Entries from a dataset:

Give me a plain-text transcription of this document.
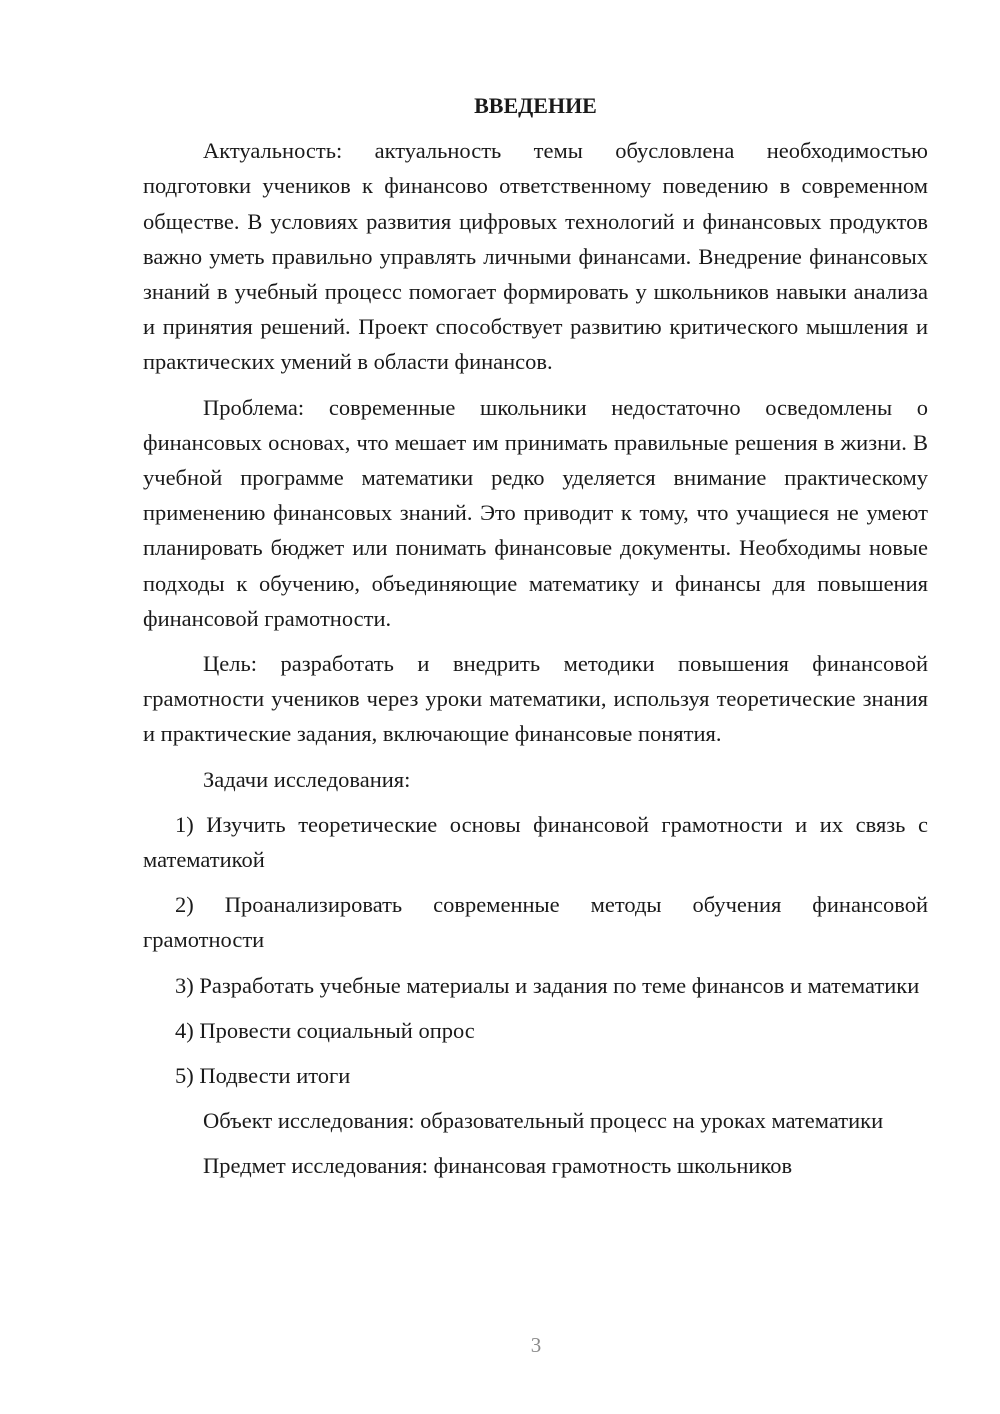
ВВЕДЕНИЕ

Актуальность: актуальность темы обусловлена необходимостью подготовки учеников к финансово ответственному поведению в современном обществе. В условиях развития цифровых технологий и финансовых продуктов важно уметь правильно управлять личными финансами. Внедрение финансовых знаний в учебный процесс помогает формировать у школьников навыки анализа и принятия решений. Проект способствует развитию критического мышления и практических умений в области финансов.

Проблема: современные школьники недостаточно осведомлены о финансовых основах, что мешает им принимать правильные решения в жизни. В учебной программе математики редко уделяется внимание практическому применению финансовых знаний. Это приводит к тому, что учащиеся не умеют планировать бюджет или понимать финансовые документы. Необходимы новые подходы к обучению, объединяющие математику и финансы для повышения финансовой грамотности.

Цель: разработать и внедрить методики повышения финансовой грамотности учеников через уроки математики, используя теоретические знания и практические задания, включающие финансовые понятия.

Задачи исследования:

1) Изучить теоретические основы финансовой грамотности и их связь с математикой

2) Проанализировать современные методы обучения финансовой грамотности

3) Разработать учебные материалы и задания по теме финансов и математики

4) Провести социальный опрос

5) Подвести итоги

Объект исследования: образовательный процесс на уроках математики

Предмет исследования: финансовая грамотность школьников

3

OBJECTIVE - Identify the lines in the entries that hold "задания" and return each one.

FULL ANSWER -
Цель: разработать и внедрить методики повышения финансовой грамотности учеников через уроки математики, используя теоретические знания и практические задания, включающие финансовые понятия.
3) Разработать учебные материалы и задания по теме финансов и математики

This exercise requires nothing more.